> Texto fornecido
*****

Tem um monstro debaixo da minha cama. Nunca vi com meus próprios olhos, mas sei que tem. Eu sinto o peso de seus movimentos sob o estrado e o colchão durante a noite, sua respiração sincronizada à minha. Sinto sua pressão esmagadora rastejando pelos meus pés, pernas, pela minha espinha dorsal, alojando-se na minha nuca. Sinto seu olhar censor me vigiando, me julgando, mesmo fora do alcance da minha própria vista. Ouço suas palavras duras ao me deitar. Ouço-as ao acordar também. Elas me acompanham durante o dia, dosam minhas decisões, medem meu reflexo no espelho. Tem algo debaixo da minha cama: alguém me disse que era um monstro, e eu acreditei, acredito desde então. Mas talvez não haja nada - talvez seja a minha própria dureza na voz que ouço, minha própria censura que me sinto observar, o peso dos meus próprios fardos incrustados no corpo. Eu não tenho provas, apenas minha cega confiança em qualquer faro que não seja o meu. Eu nunca vi com meus próprios olhos porque nunca ousei espiar.
🛌
Todas as vezes que tento especular sobre o que mora aqui, no fim das contas, as palavras se esvaem. Elaboro no vazio. Perco o compasso da pronúncia, não sei falar. Nunca pensei que estaria tão pouco familiarizada com as palavras neste momento, neste de questionar a existência dos meus monstros, ainda menos familiarizada do que quando aceitei-a. É curioso. Acho que é porque qualquer conjectura que ultrapasse o momento da aceitação abstrata, qualquer que seja, pressupõe que este monstro tem forma, contorno e nome, e que dar-lhe lugar definido no mundo também o remove, à força, do pedestal inalcançável em que o conheci - e me abre a possibilidade de destituí-lo desta posição de chefia da minha vida. Destroná-lo. Exonerá-lo. O alívio que também aterroriza. Se não me ocupar de responder a ele, respondo a quem?

*****

> Trechos do material
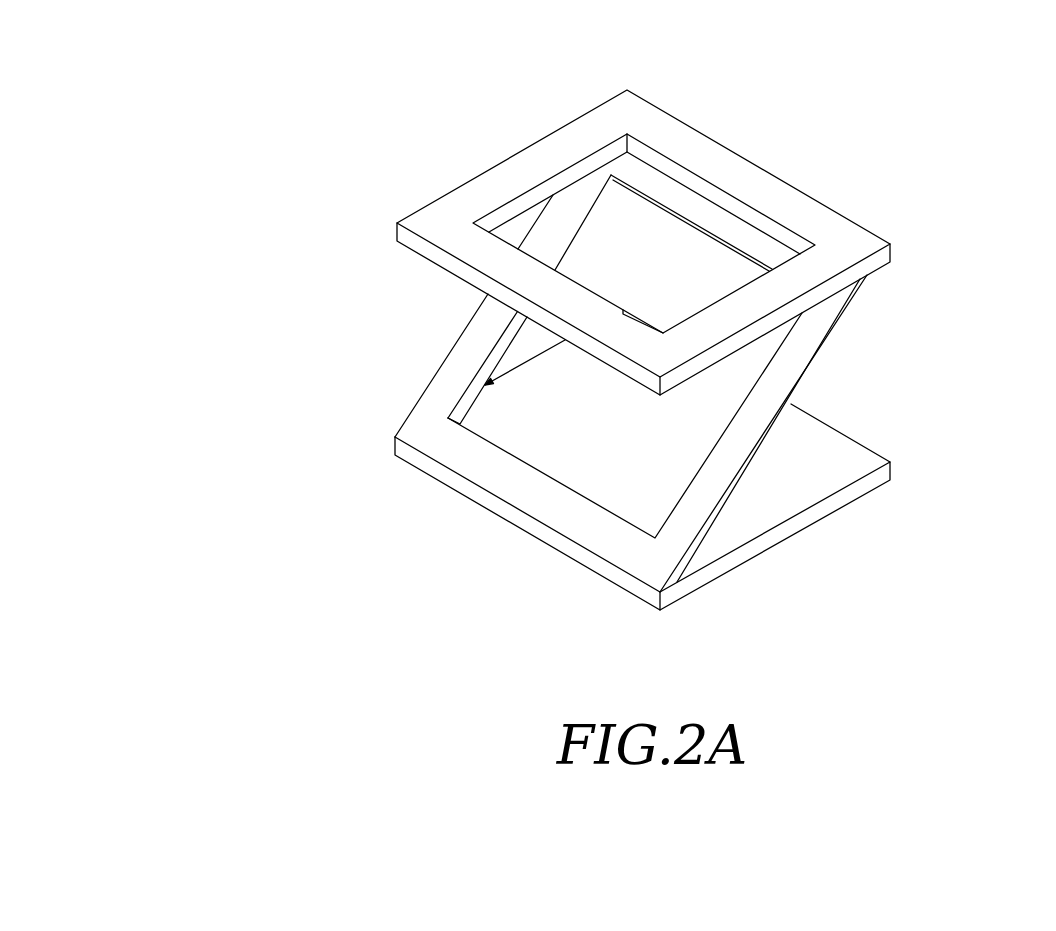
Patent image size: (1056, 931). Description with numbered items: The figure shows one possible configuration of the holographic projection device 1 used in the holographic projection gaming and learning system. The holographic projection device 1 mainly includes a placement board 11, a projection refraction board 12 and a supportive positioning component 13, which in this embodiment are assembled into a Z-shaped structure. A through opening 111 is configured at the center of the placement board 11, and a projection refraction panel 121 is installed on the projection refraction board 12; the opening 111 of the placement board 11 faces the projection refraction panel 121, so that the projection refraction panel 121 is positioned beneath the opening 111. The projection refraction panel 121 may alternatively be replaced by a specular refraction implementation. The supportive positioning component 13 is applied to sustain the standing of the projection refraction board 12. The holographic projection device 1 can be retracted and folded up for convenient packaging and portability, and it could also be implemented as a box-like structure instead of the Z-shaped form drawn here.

The holographic projection device 1 is at (607, 347).
The placement board 11 is at (522, 168).
The through opening 111 is at (692, 183).
The projection refraction board 12 is at (833, 337).
The projection refraction panel 121 is at (530, 345).
The supportive positioning component 13 is at (897, 470).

*****

> Problema proposto 1
Responda com base no texto sobre o monstro debaixo da cama:
(a) Por que quem narra nunca viu o monstro com os próprios olhos?
(b) Em que dois momentos quem narra ouve as palavras duras?
(c) O que "também aterroriza", segundo o texto?
> Problema proposto 2
Como seguiria o texto sobre o monstro debaixo da cama depois da última frase? Escreva a continuação.
O material não tem relação com o texto sobre o monstro debaixo da cama.

> Resultado do exercício 1
(a) Porque nunca ousou espiar.
(b) Ao se deitar e ao acordar.
(c) O alívio.

> Resultado do exercício 2
Qual é a pior coisa que você acha que pode acontecer, minha analista me pergunta, se você deixar de se ocupar, só por um minuto, de atender às demandas que não são suas? Eu não consigo pensar em nada que seja verdadeiramente horrível nem trágico, e tampouco consigo engolir o fato de nunca ter me feito esta pergunta antes. Uma obediência cega. Acredito na existência dos meus monstros invisíveis debaixo da cama com a mesma intensidade que acredito no poder avassalador do Outro. É tudo muito parecido com o que ela já me disse, em outros momentos, sobre dizer nãos. Eu ensaio sua prática, mas eventualmente me recolho aos braços do ato de obedecer outra vez. Quanto mais puxo essa corda infinita, mais percebo que circulo incessantemente os mesmo temas. Será que estamos fadados a isso? A encontrar nossas verdades universais e a tecer, através do tempo, um universo semântico e simbólico em torno delas? Se essa é a minha verdade universal, o que eu faço com ela? O que faço, se todos os meus movimentos têm sido ensaios e tentativas de desacreditar, descredibilizar - de desconfiar?
O que faço com a minha verdade universal senão duvidar dela?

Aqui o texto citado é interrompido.